## THE PROBLEM
All of the records below need to be copied exactly.

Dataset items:
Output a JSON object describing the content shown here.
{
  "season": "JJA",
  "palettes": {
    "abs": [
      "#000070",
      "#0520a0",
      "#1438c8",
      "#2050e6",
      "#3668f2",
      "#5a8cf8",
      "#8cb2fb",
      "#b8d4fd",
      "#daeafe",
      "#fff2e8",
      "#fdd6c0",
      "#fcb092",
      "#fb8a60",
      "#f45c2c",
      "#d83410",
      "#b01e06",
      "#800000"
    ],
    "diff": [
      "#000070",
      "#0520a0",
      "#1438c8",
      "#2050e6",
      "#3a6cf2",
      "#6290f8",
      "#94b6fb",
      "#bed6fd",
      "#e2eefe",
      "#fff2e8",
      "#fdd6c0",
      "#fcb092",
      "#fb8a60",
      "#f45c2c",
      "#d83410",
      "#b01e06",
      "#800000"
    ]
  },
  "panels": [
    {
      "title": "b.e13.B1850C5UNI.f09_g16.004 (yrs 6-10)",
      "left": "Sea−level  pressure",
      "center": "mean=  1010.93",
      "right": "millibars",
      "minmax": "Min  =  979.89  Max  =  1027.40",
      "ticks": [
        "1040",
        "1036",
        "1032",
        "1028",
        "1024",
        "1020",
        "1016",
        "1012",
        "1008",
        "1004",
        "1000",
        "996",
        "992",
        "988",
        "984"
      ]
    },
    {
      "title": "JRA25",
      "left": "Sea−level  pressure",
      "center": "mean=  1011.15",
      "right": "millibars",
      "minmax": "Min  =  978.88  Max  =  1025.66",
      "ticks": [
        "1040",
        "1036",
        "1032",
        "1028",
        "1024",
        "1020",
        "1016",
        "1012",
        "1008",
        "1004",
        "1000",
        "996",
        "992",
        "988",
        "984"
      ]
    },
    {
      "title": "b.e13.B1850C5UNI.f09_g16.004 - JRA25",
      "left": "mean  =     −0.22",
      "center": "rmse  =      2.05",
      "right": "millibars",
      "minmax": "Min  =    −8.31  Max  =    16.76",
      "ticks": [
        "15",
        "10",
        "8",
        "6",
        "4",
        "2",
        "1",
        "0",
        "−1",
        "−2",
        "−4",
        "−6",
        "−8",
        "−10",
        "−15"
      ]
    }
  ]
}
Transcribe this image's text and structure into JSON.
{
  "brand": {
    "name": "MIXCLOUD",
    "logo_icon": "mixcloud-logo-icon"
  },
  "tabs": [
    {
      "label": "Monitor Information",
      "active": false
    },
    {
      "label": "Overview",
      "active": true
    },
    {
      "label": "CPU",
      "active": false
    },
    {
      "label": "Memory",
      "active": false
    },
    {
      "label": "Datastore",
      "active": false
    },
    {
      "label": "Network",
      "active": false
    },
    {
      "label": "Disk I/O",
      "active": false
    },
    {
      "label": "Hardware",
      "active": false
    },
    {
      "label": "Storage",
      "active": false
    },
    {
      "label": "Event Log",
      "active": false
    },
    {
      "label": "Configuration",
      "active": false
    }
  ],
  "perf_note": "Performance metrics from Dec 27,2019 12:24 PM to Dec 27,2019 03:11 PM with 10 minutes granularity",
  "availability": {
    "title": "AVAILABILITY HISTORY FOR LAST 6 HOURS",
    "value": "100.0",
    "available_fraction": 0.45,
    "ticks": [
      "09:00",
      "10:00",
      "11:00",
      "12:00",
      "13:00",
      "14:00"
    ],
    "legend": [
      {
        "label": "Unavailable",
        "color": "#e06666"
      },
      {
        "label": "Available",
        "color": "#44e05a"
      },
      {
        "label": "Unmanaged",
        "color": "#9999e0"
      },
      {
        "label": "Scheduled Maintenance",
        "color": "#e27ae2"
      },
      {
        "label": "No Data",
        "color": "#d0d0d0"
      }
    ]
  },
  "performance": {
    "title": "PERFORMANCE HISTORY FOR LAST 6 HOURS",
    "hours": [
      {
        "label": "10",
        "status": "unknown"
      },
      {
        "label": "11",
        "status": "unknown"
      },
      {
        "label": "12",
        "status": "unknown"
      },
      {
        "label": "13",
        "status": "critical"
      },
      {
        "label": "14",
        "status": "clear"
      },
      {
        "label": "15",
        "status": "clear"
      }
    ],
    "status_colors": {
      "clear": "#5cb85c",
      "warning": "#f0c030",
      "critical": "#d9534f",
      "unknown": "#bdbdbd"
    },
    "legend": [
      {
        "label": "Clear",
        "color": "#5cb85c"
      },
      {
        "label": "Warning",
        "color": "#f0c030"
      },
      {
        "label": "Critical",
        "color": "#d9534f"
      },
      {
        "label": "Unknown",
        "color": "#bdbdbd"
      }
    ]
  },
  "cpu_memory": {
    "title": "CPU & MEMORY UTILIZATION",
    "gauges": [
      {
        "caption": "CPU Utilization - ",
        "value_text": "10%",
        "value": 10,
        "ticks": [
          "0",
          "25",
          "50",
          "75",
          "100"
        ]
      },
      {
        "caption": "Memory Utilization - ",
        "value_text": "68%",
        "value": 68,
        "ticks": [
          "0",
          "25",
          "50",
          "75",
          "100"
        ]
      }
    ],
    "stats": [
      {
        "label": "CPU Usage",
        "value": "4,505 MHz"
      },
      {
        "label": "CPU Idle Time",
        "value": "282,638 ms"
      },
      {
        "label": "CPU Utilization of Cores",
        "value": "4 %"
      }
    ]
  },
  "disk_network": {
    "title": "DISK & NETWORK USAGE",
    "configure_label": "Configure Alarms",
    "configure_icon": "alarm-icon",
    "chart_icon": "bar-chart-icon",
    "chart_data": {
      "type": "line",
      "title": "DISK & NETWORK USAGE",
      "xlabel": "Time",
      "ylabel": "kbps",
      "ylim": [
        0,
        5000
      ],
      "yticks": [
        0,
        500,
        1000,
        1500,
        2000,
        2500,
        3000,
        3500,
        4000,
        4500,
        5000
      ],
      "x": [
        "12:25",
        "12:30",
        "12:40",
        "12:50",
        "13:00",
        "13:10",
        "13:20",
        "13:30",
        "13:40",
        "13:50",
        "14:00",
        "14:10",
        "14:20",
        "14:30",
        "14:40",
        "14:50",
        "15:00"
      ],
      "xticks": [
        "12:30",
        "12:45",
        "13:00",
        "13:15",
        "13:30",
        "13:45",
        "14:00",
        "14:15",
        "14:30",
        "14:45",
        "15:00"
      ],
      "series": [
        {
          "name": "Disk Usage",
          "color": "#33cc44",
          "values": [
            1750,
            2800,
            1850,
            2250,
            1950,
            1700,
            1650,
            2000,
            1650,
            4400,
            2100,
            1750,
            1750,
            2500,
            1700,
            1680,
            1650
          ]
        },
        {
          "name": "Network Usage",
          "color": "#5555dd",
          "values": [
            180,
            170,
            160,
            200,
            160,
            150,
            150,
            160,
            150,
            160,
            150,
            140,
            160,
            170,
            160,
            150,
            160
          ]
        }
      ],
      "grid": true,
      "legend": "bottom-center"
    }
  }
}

## CORRECT RESULT
Output a JSON object describing the content shown here.
{
  "season": "JJA",
  "palettes": {
    "abs": [
      "#000070",
      "#0520a0",
      "#1438c8",
      "#2050e6",
      "#3668f2",
      "#5a8cf8",
      "#8cb2fb",
      "#b8d4fd",
      "#daeafe",
      "#fff2e8",
      "#fdd6c0",
      "#fcb092",
      "#fb8a60",
      "#f45c2c",
      "#d83410",
      "#b01e06",
      "#800000"
    ],
    "diff": [
      "#000070",
      "#0520a0",
      "#1438c8",
      "#2050e6",
      "#3a6cf2",
      "#6290f8",
      "#94b6fb",
      "#bed6fd",
      "#e2eefe",
      "#fff2e8",
      "#fdd6c0",
      "#fcb092",
      "#fb8a60",
      "#f45c2c",
      "#d83410",
      "#b01e06",
      "#800000"
    ]
  },
  "panels": [
    {
      "title": "b.e13.B1850C5UNI.f09_g16.004 (yrs 6-10)",
      "left": "Sea−level  pressure",
      "center": "mean=  1010.93",
      "right": "millibars",
      "minmax": "Min  =  979.89  Max  =  1027.40",
      "ticks": [
        "1040",
        "1036",
        "1032",
        "1028",
        "1024",
        "1020",
        "1016",
        "1012",
        "1008",
        "1004",
        "1000",
        "996",
        "992",
        "988",
        "984"
      ]
    },
    {
      "title": "JRA25",
      "left": "Sea−level  pressure",
      "center": "mean=  1011.15",
      "right": "millibars",
      "minmax": "Min  =  978.88  Max  =  1025.66",
      "ticks": [
        "1040",
        "1036",
        "1032",
        "1028",
        "1024",
        "1020",
        "1016",
        "1012",
        "1008",
        "1004",
        "1000",
        "996",
        "992",
        "988",
        "984"
      ]
    },
    {
      "title": "b.e13.B1850C5UNI.f09_g16.004 - JRA25",
      "left": "mean  =     −0.22",
      "center": "rmse  =      2.05",
      "right": "millibars",
      "minmax": "Min  =    −8.31  Max  =    16.76",
      "ticks": [
        "15",
        "10",
        "8",
        "6",
        "4",
        "2",
        "1",
        "0",
        "−1",
        "−2",
        "−4",
        "−6",
        "−8",
        "−10",
        "−15"
      ]
    }
  ]
}
Transcribe this image's text and structure into JSON.
{
  "brand": {
    "name": "MIXCLOUD",
    "logo_icon": "mixcloud-logo-icon"
  },
  "tabs": [
    {
      "label": "Monitor Information",
      "active": false
    },
    {
      "label": "Overview",
      "active": true
    },
    {
      "label": "CPU",
      "active": false
    },
    {
      "label": "Memory",
      "active": false
    },
    {
      "label": "Datastore",
      "active": false
    },
    {
      "label": "Network",
      "active": false
    },
    {
      "label": "Disk I/O",
      "active": false
    },
    {
      "label": "Hardware",
      "active": false
    },
    {
      "label": "Storage",
      "active": false
    },
    {
      "label": "Event Log",
      "active": false
    },
    {
      "label": "Configuration",
      "active": false
    }
  ],
  "perf_note": "Performance metrics from Dec 27,2019 12:24 PM to Dec 27,2019 03:11 PM with 10 minutes granularity",
  "availability": {
    "title": "AVAILABILITY HISTORY FOR LAST 6 HOURS",
    "value": "100.0",
    "available_fraction": 0.45,
    "ticks": [
      "09:00",
      "10:00",
      "11:00",
      "12:00",
      "13:00",
      "14:00"
    ],
    "legend": [
      {
        "label": "Unavailable",
        "color": "#e06666"
      },
      {
        "label": "Available",
        "color": "#44e05a"
      },
      {
        "label": "Unmanaged",
        "color": "#9999e0"
      },
      {
        "label": "Scheduled Maintenance",
        "color": "#e27ae2"
      },
      {
        "label": "No Data",
        "color": "#d0d0d0"
      }
    ]
  },
  "performance": {
    "title": "PERFORMANCE HISTORY FOR LAST 6 HOURS",
    "hours": [
      {
        "label": "10",
        "status": "unknown"
      },
      {
        "label": "11",
        "status": "unknown"
      },
      {
        "label": "12",
        "status": "unknown"
      },
      {
        "label": "13",
        "status": "critical"
      },
      {
        "label": "14",
        "status": "clear"
      },
      {
        "label": "15",
        "status": "clear"
      }
    ],
    "status_colors": {
      "clear": "#5cb85c",
      "warning": "#f0c030",
      "critical": "#d9534f",
      "unknown": "#bdbdbd"
    },
    "legend": [
      {
        "label": "Clear",
        "color": "#5cb85c"
      },
      {
        "label": "Warning",
        "color": "#f0c030"
      },
      {
        "label": "Critical",
        "color": "#d9534f"
      },
      {
        "label": "Unknown",
        "color": "#bdbdbd"
      }
    ]
  },
  "cpu_memory": {
    "title": "CPU & MEMORY UTILIZATION",
    "gauges": [
      {
        "caption": "CPU Utilization - ",
        "value_text": "10%",
        "value": 10,
        "ticks": [
          "0",
          "25",
          "50",
          "75",
          "100"
        ]
      },
      {
        "caption": "Memory Utilization - ",
        "value_text": "68%",
        "value": 68,
        "ticks": [
          "0",
          "25",
          "50",
          "75",
          "100"
        ]
      }
    ],
    "stats": [
      {
        "label": "CPU Usage",
        "value": "4,505 MHz"
      },
      {
        "label": "CPU Idle Time",
        "value": "282,638 ms"
      },
      {
        "label": "CPU Utilization of Cores",
        "value": "4 %"
      }
    ]
  },
  "disk_network": {
    "title": "DISK & NETWORK USAGE",
    "configure_label": "Configure Alarms",
    "configure_icon": "alarm-icon",
    "chart_icon": "bar-chart-icon",
    "chart_data": {
      "type": "line",
      "title": "DISK & NETWORK USAGE",
      "xlabel": "Time",
      "ylabel": "kbps",
      "ylim": [
        0,
        5000
      ],
      "yticks": [
        0,
        500,
        1000,
        1500,
        2000,
        2500,
        3000,
        3500,
        4000,
        4500,
        5000
      ],
      "x": [
        "12:25",
        "12:30",
        "12:40",
        "12:50",
        "13:00",
        "13:10",
        "13:20",
        "13:30",
        "13:40",
        "13:50",
        "14:00",
        "14:10",
        "14:20",
        "14:30",
        "14:40",
        "14:50",
        "15:00"
      ],
      "xticks": [
        "12:30",
        "12:45",
        "13:00",
        "13:15",
        "13:30",
        "13:45",
        "14:00",
        "14:15",
        "14:30",
        "14:45",
        "15:00"
      ],
      "series": [
        {
          "name": "Disk Usage",
          "color": "#33cc44",
          "values": [
            1750,
            2800,
            1850,
            2250,
            1950,
            1700,
            1650,
            2000,
            1650,
            4400,
            2100,
            1750,
            1750,
            2500,
            1700,
            1680,
            1650
          ]
        },
        {
          "name": "Network Usage",
          "color": "#5555dd",
          "values": [
            180,
            170,
            160,
            200,
            160,
            150,
            150,
            160,
            150,
            160,
            150,
            140,
            160,
            170,
            160,
            150,
            160
          ]
        }
      ],
      "grid": true,
      "legend": "bottom-center"
    }
  }
}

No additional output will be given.